Your task is to copy each line that has the word "objects".

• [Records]
::::

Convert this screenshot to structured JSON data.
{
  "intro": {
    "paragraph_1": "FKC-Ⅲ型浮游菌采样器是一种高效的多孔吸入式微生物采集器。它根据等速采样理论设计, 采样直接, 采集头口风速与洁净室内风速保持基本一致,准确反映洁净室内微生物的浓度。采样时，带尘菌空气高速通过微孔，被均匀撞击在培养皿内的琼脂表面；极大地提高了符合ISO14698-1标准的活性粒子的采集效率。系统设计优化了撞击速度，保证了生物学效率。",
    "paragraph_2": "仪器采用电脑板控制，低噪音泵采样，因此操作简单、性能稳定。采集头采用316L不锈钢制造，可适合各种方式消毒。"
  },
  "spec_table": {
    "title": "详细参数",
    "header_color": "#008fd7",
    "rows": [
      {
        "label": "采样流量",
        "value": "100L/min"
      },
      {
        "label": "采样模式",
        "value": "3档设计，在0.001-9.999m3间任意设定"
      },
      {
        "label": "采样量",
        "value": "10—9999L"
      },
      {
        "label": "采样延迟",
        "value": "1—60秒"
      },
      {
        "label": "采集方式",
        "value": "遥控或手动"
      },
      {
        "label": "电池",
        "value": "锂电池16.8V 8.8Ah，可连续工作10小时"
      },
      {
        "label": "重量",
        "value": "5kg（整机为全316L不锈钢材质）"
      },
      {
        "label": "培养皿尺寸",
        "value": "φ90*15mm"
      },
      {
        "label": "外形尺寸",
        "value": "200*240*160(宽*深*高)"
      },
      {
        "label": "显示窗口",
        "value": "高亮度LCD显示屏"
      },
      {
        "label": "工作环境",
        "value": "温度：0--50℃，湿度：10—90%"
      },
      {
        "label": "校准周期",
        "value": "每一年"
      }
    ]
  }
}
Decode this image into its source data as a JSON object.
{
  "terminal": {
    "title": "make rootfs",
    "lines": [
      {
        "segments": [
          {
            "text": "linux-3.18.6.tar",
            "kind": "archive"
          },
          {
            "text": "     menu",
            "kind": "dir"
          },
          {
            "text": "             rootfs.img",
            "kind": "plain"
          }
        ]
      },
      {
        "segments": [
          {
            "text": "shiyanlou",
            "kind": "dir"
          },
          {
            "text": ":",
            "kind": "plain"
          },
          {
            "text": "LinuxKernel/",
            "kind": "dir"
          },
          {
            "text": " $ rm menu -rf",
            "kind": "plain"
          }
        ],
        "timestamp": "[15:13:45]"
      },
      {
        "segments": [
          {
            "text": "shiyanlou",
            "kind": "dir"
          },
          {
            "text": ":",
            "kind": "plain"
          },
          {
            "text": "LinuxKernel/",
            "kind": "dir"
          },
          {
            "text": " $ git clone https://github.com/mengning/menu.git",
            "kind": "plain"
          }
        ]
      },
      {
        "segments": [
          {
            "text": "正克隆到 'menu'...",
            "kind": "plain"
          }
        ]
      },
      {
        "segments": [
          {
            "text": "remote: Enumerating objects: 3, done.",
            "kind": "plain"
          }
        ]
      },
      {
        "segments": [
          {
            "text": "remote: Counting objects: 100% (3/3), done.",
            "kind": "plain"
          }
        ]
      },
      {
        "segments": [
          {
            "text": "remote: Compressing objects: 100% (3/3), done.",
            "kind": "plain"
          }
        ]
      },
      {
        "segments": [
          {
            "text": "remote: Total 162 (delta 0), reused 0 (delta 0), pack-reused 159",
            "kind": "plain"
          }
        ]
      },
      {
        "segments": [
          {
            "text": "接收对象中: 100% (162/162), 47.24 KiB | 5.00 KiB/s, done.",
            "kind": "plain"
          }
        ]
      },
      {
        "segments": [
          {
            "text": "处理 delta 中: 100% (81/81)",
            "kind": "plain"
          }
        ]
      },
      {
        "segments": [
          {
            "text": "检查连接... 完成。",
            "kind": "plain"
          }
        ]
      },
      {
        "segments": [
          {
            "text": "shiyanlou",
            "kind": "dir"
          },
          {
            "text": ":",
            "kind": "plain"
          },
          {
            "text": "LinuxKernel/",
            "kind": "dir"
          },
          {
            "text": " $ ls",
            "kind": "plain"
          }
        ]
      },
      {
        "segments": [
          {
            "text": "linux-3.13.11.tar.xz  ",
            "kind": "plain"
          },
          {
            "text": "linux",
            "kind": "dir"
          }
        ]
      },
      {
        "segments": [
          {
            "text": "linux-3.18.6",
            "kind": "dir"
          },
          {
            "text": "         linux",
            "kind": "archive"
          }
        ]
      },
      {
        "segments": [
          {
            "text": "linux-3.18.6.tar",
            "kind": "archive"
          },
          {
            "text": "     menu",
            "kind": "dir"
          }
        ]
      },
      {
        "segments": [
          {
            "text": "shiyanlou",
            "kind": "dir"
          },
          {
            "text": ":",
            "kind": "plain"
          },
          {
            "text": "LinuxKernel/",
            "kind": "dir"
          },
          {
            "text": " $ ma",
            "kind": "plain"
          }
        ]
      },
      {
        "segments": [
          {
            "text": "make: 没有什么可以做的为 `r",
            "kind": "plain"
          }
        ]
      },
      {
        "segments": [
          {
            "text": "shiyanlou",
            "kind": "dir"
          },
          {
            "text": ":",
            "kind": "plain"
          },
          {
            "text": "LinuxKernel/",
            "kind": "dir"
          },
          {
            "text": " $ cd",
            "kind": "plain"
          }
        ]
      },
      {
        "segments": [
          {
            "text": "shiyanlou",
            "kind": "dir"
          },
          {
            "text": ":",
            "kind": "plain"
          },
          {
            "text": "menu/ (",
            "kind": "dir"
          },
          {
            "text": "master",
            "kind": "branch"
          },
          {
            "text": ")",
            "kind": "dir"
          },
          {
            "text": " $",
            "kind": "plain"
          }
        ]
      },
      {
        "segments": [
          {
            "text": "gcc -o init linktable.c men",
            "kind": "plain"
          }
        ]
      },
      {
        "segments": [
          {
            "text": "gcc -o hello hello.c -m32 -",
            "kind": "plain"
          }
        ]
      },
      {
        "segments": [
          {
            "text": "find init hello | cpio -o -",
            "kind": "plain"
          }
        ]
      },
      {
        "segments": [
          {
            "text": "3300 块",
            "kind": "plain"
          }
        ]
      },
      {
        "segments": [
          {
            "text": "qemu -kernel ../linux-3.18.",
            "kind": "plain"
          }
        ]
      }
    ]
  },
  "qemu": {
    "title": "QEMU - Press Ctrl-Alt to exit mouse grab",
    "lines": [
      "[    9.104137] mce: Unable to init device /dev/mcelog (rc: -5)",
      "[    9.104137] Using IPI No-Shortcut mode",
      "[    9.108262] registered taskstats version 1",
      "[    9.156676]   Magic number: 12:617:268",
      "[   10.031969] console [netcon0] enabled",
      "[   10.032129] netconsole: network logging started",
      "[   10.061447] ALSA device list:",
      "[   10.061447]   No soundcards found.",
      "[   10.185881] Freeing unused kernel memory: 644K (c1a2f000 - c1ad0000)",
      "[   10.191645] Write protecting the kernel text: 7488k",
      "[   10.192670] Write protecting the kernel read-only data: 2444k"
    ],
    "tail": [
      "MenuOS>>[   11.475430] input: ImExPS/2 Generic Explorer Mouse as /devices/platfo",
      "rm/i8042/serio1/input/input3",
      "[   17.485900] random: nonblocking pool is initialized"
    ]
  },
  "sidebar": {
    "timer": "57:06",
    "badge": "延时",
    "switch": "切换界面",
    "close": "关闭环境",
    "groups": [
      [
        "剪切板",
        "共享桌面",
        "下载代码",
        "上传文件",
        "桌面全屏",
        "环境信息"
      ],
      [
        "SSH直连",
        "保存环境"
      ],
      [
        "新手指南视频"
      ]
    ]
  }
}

::::

• [In response]
            "text": "remote: Enumerating objects: 3, done.",
            "text": "remote: Counting objects: 100% (3/3), done.",
            "text": "remote: Compressing objects: 100% (3/3), done.",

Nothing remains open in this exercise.